- **Source records**

################

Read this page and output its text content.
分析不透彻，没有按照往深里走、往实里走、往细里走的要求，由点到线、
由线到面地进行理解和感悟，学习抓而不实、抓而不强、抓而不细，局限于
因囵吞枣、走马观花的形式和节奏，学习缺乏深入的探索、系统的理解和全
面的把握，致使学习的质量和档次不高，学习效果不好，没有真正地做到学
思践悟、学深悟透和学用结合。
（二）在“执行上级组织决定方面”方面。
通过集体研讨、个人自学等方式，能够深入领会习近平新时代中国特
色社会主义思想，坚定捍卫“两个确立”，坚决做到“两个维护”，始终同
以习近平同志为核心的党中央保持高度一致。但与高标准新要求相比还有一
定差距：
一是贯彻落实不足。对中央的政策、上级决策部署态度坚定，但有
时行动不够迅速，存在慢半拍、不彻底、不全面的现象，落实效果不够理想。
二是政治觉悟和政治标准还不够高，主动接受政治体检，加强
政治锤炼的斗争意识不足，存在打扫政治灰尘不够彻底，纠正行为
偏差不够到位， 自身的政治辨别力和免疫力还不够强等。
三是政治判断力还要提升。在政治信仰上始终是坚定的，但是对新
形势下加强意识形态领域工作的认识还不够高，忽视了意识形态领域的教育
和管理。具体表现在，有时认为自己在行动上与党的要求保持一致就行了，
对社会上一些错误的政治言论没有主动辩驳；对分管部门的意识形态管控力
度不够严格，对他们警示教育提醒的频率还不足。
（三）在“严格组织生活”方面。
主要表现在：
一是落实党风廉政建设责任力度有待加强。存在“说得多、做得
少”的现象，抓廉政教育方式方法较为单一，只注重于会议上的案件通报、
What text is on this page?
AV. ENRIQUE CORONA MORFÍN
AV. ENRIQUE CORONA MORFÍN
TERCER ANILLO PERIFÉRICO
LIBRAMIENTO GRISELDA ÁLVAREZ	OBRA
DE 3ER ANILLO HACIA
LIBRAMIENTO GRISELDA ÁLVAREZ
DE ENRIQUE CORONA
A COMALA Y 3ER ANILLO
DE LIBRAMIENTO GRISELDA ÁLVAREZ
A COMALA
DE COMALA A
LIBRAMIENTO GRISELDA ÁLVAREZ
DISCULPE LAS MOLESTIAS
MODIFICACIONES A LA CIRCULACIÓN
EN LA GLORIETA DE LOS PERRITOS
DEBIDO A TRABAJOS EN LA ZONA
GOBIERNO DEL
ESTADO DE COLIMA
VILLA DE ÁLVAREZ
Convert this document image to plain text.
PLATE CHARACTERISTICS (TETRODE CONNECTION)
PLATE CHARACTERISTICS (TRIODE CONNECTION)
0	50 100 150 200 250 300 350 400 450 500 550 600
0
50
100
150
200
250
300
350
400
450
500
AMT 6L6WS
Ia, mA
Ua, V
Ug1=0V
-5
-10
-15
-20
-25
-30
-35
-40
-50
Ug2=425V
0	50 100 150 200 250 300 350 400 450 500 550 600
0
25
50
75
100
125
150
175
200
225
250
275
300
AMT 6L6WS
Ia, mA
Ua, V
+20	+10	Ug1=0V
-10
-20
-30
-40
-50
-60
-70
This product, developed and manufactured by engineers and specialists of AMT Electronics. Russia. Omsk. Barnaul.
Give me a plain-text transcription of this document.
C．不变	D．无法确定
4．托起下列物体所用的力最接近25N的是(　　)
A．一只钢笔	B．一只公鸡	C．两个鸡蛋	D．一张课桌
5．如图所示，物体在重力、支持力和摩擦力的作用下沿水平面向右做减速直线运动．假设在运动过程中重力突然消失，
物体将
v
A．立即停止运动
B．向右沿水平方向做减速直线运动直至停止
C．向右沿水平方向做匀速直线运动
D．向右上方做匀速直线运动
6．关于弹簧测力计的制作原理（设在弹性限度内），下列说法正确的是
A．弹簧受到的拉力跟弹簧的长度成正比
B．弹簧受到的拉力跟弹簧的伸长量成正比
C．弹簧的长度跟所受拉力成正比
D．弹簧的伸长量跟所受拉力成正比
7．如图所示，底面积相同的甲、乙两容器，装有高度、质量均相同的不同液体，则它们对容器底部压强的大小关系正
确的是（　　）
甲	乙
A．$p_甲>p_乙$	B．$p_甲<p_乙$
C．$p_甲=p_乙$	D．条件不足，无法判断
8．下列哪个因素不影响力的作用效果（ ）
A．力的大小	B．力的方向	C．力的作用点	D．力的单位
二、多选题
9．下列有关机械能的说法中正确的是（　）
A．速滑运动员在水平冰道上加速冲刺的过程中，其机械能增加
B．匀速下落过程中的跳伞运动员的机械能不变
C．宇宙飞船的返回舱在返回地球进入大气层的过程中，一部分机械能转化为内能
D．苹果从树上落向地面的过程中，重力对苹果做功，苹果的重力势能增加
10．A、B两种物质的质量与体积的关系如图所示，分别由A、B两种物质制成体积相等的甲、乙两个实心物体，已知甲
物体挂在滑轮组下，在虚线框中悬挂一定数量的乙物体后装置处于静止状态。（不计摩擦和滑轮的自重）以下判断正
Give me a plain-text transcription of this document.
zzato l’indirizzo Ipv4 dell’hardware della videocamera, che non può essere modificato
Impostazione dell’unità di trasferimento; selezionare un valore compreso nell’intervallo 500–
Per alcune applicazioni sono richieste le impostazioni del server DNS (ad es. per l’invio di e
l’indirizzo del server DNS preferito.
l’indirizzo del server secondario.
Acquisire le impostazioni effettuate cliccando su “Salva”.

################

- **PROBLEM**
Every record above should be copied exactly.

- **FULL SOLUTION**
Read this page and output its text content.
分析不透彻，没有按照往深里走、往实里走、往细里走的要求，由点到线、
由线到面地进行理解和感悟，学习抓而不实、抓而不强、抓而不细，局限于
因囵吞枣、走马观花的形式和节奏，学习缺乏深入的探索、系统的理解和全
面的把握，致使学习的质量和档次不高，学习效果不好，没有真正地做到学
思践悟、学深悟透和学用结合。
（二）在“执行上级组织决定方面”方面。
通过集体研讨、个人自学等方式，能够深入领会习近平新时代中国特
色社会主义思想，坚定捍卫“两个确立”，坚决做到“两个维护”，始终同
以习近平同志为核心的党中央保持高度一致。但与高标准新要求相比还有一
定差距：
一是贯彻落实不足。对中央的政策、上级决策部署态度坚定，但有
时行动不够迅速，存在慢半拍、不彻底、不全面的现象，落实效果不够理想。
二是政治觉悟和政治标准还不够高，主动接受政治体检，加强
政治锤炼的斗争意识不足，存在打扫政治灰尘不够彻底，纠正行为
偏差不够到位， 自身的政治辨别力和免疫力还不够强等。
三是政治判断力还要提升。在政治信仰上始终是坚定的，但是对新
形势下加强意识形态领域工作的认识还不够高，忽视了意识形态领域的教育
和管理。具体表现在，有时认为自己在行动上与党的要求保持一致就行了，
对社会上一些错误的政治言论没有主动辩驳；对分管部门的意识形态管控力
度不够严格，对他们警示教育提醒的频率还不足。
（三）在“严格组织生活”方面。
主要表现在：
一是落实党风廉政建设责任力度有待加强。存在“说得多、做得
少”的现象，抓廉政教育方式方法较为单一，只注重于会议上的案件通报、
What text is on this page?
AV. ENRIQUE CORONA MORFÍN
AV. ENRIQUE CORONA MORFÍN
TERCER ANILLO PERIFÉRICO
LIBRAMIENTO GRISELDA ÁLVAREZ	OBRA
DE 3ER ANILLO HACIA
LIBRAMIENTO GRISELDA ÁLVAREZ
DE ENRIQUE CORONA
A COMALA Y 3ER ANILLO
DE LIBRAMIENTO GRISELDA ÁLVAREZ
A COMALA
DE COMALA A
LIBRAMIENTO GRISELDA ÁLVAREZ
DISCULPE LAS MOLESTIAS
MODIFICACIONES A LA CIRCULACIÓN
EN LA GLORIETA DE LOS PERRITOS
DEBIDO A TRABAJOS EN LA ZONA
GOBIERNO DEL
ESTADO DE COLIMA
VILLA DE ÁLVAREZ
Convert this document image to plain text.
PLATE CHARACTERISTICS (TETRODE CONNECTION)
PLATE CHARACTERISTICS (TRIODE CONNECTION)
0	50 100 150 200 250 300 350 400 450 500 550 600
0
50
100
150
200
250
300
350
400
450
500
AMT 6L6WS
Ia, mA
Ua, V
Ug1=0V
-5
-10
-15
-20
-25
-30
-35
-40
-50
Ug2=425V
0	50 100 150 200 250 300 350 400 450 500 550 600
0
25
50
75
100
125
150
175
200
225
250
275
300
AMT 6L6WS
Ia, mA
Ua, V
+20	+10	Ug1=0V
-10
-20
-30
-40
-50
-60
-70
This product, developed and manufactured by engineers and specialists of AMT Electronics. Russia. Omsk. Barnaul.
Give me a plain-text transcription of this document.
C．不变	D．无法确定
4．托起下列物体所用的力最接近25N的是(　　)
A．一只钢笔	B．一只公鸡	C．两个鸡蛋	D．一张课桌
5．如图所示，物体在重力、支持力和摩擦力的作用下沿水平面向右做减速直线运动．假设在运动过程中重力突然消失，
物体将
v
A．立即停止运动
B．向右沿水平方向做减速直线运动直至停止
C．向右沿水平方向做匀速直线运动
D．向右上方做匀速直线运动
6．关于弹簧测力计的制作原理（设在弹性限度内），下列说法正确的是
A．弹簧受到的拉力跟弹簧的长度成正比
B．弹簧受到的拉力跟弹簧的伸长量成正比
C．弹簧的长度跟所受拉力成正比
D．弹簧的伸长量跟所受拉力成正比
7．如图所示，底面积相同的甲、乙两容器，装有高度、质量均相同的不同液体，则它们对容器底部压强的大小关系正
确的是（　　）
甲	乙
A．$p_甲>p_乙$	B．$p_甲<p_乙$
C．$p_甲=p_乙$	D．条件不足，无法判断
8．下列哪个因素不影响力的作用效果（ ）
A．力的大小	B．力的方向	C．力的作用点	D．力的单位
二、多选题
9．下列有关机械能的说法中正确的是（　）
A．速滑运动员在水平冰道上加速冲刺的过程中，其机械能增加
B．匀速下落过程中的跳伞运动员的机械能不变
C．宇宙飞船的返回舱在返回地球进入大气层的过程中，一部分机械能转化为内能
D．苹果从树上落向地面的过程中，重力对苹果做功，苹果的重力势能增加
10．A、B两种物质的质量与体积的关系如图所示，分别由A、B两种物质制成体积相等的甲、乙两个实心物体，已知甲
物体挂在滑轮组下，在虚线框中悬挂一定数量的乙物体后装置处于静止状态。（不计摩擦和滑轮的自重）以下判断正
Give me a plain-text transcription of this document.
zzato l’indirizzo Ipv4 dell’hardware della videocamera, che non può essere modificato
Impostazione dell’unità di trasferimento; selezionare un valore compreso nell’intervallo 500–
Per alcune applicazioni sono richieste le impostazioni del server DNS (ad es. per l’invio di e
l’indirizzo del server DNS preferito.
l’indirizzo del server secondario.
Acquisire le impostazioni effettuate cliccando su “Salva”.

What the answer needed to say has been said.